**Short exercise**
Pictures don't belong in the copy; print all the records exactly.

**Record set**
===

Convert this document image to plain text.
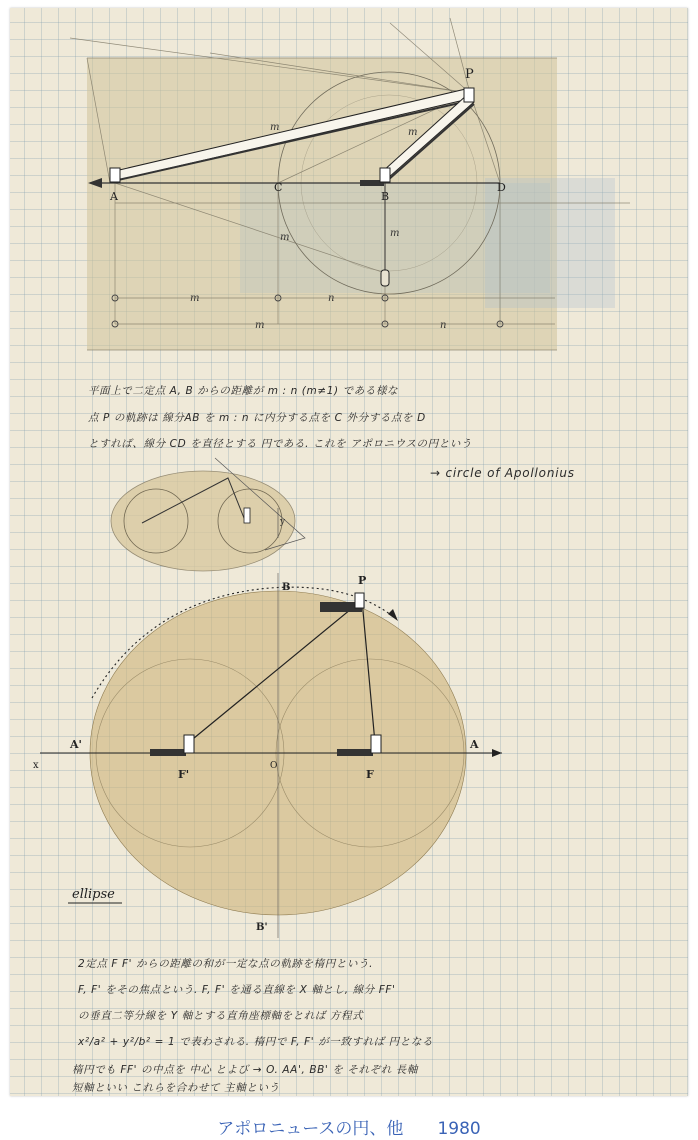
P
A
C
B
D
m	m
m	m
m	n
m	n
y
P
B
A'	A
x
F'
O
F
B'
ellipse
平面上で二定点 A, B からの距離が m : n (m≠1) である様な
点 P の軌跡は 線分AB を m : n に内分する点を C 外分する点を D
とすれば、線分 CD を直径とする 円である. これを アポロニウスの円という
→ circle of Apollonius
2定点 F F' からの距離の和が一定な点の軌跡を楕円という.
F, F' をその焦点という. F, F' を通る直線を X 軸とし, 線分 FF'
の垂直二等分線を Y 軸とする直角座標軸をとれば 方程式
x²/a² + y²/b² = 1 で表わされる. 楕円で F, F' が一致すれば 円となる
楕円でも FF' の中点を 中心 とよび → O. AA', BB' を それぞれ 長軸
短軸といい これらを合わせて 主軸という
アポロニュースの円、他 1980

===

**Correct answer**
Convert this document image to plain text.
P
A
C
B
D
m	m
m	m
m	n
m	n
y
P
B
A'	A
x
F'
O
F
B'
ellipse
平面上で二定点 A, B からの距離が m : n (m≠1) である様な
点 P の軌跡は 線分AB を m : n に内分する点を C 外分する点を D
とすれば、線分 CD を直径とする 円である. これを アポロニウスの円という
→ circle of Apollonius
2定点 F F' からの距離の和が一定な点の軌跡を楕円という.
F, F' をその焦点という. F, F' を通る直線を X 軸とし, 線分 FF'
の垂直二等分線を Y 軸とする直角座標軸をとれば 方程式
x²/a² + y²/b² = 1 で表わされる. 楕円で F, F' が一致すれば 円となる
楕円でも FF' の中点を 中心 とよび → O. AA', BB' を それぞれ 長軸
短軸といい これらを合わせて 主軸という
アポロニュースの円、他 1980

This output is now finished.